* _Objective_:
Omit all pictures. Copy the rest of the material exactly.

* Start Material supplied *

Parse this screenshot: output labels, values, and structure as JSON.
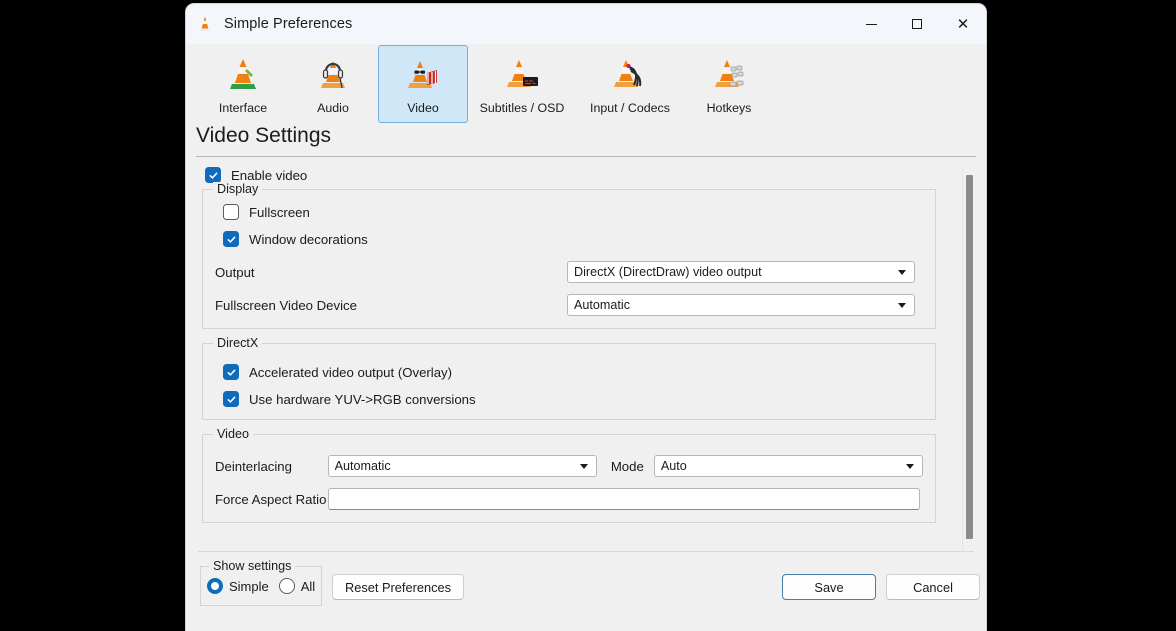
{
  "window": {
    "title": "Simple Preferences",
    "icon": "vlc-cone-icon",
    "controls": {
      "minimize": "minimize-button",
      "maximize": "maximize-button",
      "close": "close-button"
    }
  },
  "tabs": [
    {
      "id": "interface",
      "label": "Interface",
      "icon": "vlc-interface-icon",
      "selected": false
    },
    {
      "id": "audio",
      "label": "Audio",
      "icon": "vlc-audio-icon",
      "selected": false
    },
    {
      "id": "video",
      "label": "Video",
      "icon": "vlc-video-icon",
      "selected": true
    },
    {
      "id": "subtitles",
      "label": "Subtitles / OSD",
      "icon": "vlc-subtitles-icon",
      "selected": false
    },
    {
      "id": "input",
      "label": "Input / Codecs",
      "icon": "vlc-input-codecs-icon",
      "selected": false
    },
    {
      "id": "hotkeys",
      "label": "Hotkeys",
      "icon": "vlc-hotkeys-icon",
      "selected": false
    }
  ],
  "page": {
    "title": "Video Settings"
  },
  "enable_video": {
    "label": "Enable video",
    "checked": true
  },
  "display_group": {
    "legend": "Display",
    "fullscreen": {
      "label": "Fullscreen",
      "checked": false
    },
    "window_decorations": {
      "label": "Window decorations",
      "checked": true
    },
    "output": {
      "label": "Output",
      "value": "DirectX (DirectDraw) video output"
    },
    "fullscreen_video_device": {
      "label": "Fullscreen Video Device",
      "value": "Automatic"
    }
  },
  "directx_group": {
    "legend": "DirectX",
    "accelerated": {
      "label": "Accelerated video output (Overlay)",
      "checked": true
    },
    "yuv_rgb": {
      "label": "Use hardware YUV->RGB conversions",
      "checked": true
    }
  },
  "video_group": {
    "legend": "Video",
    "deinterlacing": {
      "label": "Deinterlacing",
      "value": "Automatic"
    },
    "mode": {
      "label": "Mode",
      "value": "Auto"
    },
    "force_aspect_ratio": {
      "label": "Force Aspect Ratio",
      "value": "",
      "placeholder": ""
    }
  },
  "show_settings": {
    "legend": "Show settings",
    "options": [
      {
        "label": "Simple",
        "selected": true
      },
      {
        "label": "All",
        "selected": false
      }
    ]
  },
  "buttons": {
    "reset": "Reset Preferences",
    "save": "Save",
    "cancel": "Cancel"
  },
  "scrollbar": {
    "name": "vertical-scrollbar"
  },
  "colors": {
    "accent": "#0f6cbd",
    "tab_selected_bg": "#cfe7f7",
    "tab_selected_border": "#6fb3dd",
    "window_bg": "#f0f0f0",
    "titlebar_bg": "#f3f6fb"
  }
}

* End Material supplied *

* _Task response_:
Parse this screenshot: output labels, values, and structure as JSON.
{
  "window": {
    "title": "Simple Preferences",
    "icon": "vlc-cone-icon",
    "controls": {
      "minimize": "minimize-button",
      "maximize": "maximize-button",
      "close": "close-button"
    }
  },
  "tabs": [
    {
      "id": "interface",
      "label": "Interface",
      "icon": "vlc-interface-icon",
      "selected": false
    },
    {
      "id": "audio",
      "label": "Audio",
      "icon": "vlc-audio-icon",
      "selected": false
    },
    {
      "id": "video",
      "label": "Video",
      "icon": "vlc-video-icon",
      "selected": true
    },
    {
      "id": "subtitles",
      "label": "Subtitles / OSD",
      "icon": "vlc-subtitles-icon",
      "selected": false
    },
    {
      "id": "input",
      "label": "Input / Codecs",
      "icon": "vlc-input-codecs-icon",
      "selected": false
    },
    {
      "id": "hotkeys",
      "label": "Hotkeys",
      "icon": "vlc-hotkeys-icon",
      "selected": false
    }
  ],
  "page": {
    "title": "Video Settings"
  },
  "enable_video": {
    "label": "Enable video",
    "checked": true
  },
  "display_group": {
    "legend": "Display",
    "fullscreen": {
      "label": "Fullscreen",
      "checked": false
    },
    "window_decorations": {
      "label": "Window decorations",
      "checked": true
    },
    "output": {
      "label": "Output",
      "value": "DirectX (DirectDraw) video output"
    },
    "fullscreen_video_device": {
      "label": "Fullscreen Video Device",
      "value": "Automatic"
    }
  },
  "directx_group": {
    "legend": "DirectX",
    "accelerated": {
      "label": "Accelerated video output (Overlay)",
      "checked": true
    },
    "yuv_rgb": {
      "label": "Use hardware YUV->RGB conversions",
      "checked": true
    }
  },
  "video_group": {
    "legend": "Video",
    "deinterlacing": {
      "label": "Deinterlacing",
      "value": "Automatic"
    },
    "mode": {
      "label": "Mode",
      "value": "Auto"
    },
    "force_aspect_ratio": {
      "label": "Force Aspect Ratio",
      "value": "",
      "placeholder": ""
    }
  },
  "show_settings": {
    "legend": "Show settings",
    "options": [
      {
        "label": "Simple",
        "selected": true
      },
      {
        "label": "All",
        "selected": false
      }
    ]
  },
  "buttons": {
    "reset": "Reset Preferences",
    "save": "Save",
    "cancel": "Cancel"
  },
  "scrollbar": {
    "name": "vertical-scrollbar"
  },
  "colors": {
    "accent": "#0f6cbd",
    "tab_selected_bg": "#cfe7f7",
    "tab_selected_border": "#6fb3dd",
    "window_bg": "#f0f0f0",
    "titlebar_bg": "#f3f6fb"
  }
}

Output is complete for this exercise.